* start *
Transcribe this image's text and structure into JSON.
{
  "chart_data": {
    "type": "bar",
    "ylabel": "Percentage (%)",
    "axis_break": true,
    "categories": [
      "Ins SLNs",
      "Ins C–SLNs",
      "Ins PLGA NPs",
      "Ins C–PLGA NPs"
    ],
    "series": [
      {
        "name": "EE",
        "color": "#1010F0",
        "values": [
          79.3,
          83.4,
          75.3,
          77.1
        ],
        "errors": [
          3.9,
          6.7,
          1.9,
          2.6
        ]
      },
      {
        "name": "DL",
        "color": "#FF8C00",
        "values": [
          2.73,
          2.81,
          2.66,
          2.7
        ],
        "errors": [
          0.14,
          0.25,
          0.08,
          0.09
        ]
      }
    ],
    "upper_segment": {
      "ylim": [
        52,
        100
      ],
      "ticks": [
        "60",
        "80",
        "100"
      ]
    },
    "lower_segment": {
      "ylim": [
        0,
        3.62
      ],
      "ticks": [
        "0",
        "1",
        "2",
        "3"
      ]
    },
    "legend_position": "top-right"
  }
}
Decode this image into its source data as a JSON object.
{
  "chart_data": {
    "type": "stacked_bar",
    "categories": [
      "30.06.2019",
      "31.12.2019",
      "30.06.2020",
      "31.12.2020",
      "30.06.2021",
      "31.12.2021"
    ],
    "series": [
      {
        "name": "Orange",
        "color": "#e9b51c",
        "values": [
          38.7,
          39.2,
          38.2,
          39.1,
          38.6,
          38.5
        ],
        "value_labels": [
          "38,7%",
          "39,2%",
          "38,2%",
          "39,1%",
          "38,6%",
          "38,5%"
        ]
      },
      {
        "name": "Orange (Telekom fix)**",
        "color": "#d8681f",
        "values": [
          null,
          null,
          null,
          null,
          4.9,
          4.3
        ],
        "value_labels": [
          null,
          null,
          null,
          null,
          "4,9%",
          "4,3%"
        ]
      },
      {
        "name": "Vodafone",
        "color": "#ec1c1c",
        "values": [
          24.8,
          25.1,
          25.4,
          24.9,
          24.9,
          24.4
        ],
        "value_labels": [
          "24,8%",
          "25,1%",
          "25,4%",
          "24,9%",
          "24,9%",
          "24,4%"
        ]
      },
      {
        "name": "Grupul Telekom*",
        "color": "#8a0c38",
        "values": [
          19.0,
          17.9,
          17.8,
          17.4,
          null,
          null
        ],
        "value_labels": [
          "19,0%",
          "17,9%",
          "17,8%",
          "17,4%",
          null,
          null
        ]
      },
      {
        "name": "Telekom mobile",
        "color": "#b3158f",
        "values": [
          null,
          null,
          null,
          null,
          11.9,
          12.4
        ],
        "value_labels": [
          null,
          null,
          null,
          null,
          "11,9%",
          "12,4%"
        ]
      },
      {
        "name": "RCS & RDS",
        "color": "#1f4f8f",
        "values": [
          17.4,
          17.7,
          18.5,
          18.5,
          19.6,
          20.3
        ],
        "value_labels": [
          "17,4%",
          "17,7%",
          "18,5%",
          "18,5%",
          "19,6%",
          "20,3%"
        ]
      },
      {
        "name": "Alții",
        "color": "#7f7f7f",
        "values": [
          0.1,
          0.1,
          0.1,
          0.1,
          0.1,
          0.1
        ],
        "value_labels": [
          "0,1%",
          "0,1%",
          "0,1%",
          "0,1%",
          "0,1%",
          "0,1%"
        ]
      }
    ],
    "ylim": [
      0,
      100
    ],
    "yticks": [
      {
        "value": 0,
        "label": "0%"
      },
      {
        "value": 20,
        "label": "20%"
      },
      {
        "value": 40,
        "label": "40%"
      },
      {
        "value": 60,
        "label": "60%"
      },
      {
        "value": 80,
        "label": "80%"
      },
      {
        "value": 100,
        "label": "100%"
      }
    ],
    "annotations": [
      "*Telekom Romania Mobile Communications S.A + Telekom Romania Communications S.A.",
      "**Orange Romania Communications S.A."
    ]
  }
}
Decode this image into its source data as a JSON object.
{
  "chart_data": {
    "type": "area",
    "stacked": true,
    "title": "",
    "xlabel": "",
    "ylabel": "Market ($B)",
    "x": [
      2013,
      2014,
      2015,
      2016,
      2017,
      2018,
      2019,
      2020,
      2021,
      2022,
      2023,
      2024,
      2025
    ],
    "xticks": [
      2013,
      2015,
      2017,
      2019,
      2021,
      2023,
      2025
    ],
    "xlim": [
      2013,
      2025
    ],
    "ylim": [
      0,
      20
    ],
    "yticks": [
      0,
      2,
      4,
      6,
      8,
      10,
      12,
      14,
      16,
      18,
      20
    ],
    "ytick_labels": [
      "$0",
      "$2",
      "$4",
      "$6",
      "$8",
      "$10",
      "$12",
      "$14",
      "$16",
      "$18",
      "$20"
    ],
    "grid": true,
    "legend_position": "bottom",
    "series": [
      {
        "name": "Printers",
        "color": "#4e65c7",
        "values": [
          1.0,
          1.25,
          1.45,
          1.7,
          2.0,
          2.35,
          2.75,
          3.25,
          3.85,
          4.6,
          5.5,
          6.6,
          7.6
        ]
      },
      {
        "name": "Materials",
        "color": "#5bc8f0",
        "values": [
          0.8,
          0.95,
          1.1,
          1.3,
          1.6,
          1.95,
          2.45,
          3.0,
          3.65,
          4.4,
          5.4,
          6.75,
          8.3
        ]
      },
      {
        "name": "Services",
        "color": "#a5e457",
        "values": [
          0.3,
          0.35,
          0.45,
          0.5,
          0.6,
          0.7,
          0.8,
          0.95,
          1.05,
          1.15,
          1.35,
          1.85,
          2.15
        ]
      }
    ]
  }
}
* end *
> WORK INSTRUCTIONS
Scan the material for lines with the word "name", and copy each line you find.

> ANSWER FOR THIS EXERCISE
        "name": "EE",
        "name": "DL",
        "name": "Orange",
        "name": "Orange (Telekom fix)**",
        "name": "Vodafone",
        "name": "Grupul Telekom*",
        "name": "Telekom mobile",
        "name": "RCS & RDS",
        "name": "Alții",
        "name": "Printers",
        "name": "Materials",
        "name": "Services",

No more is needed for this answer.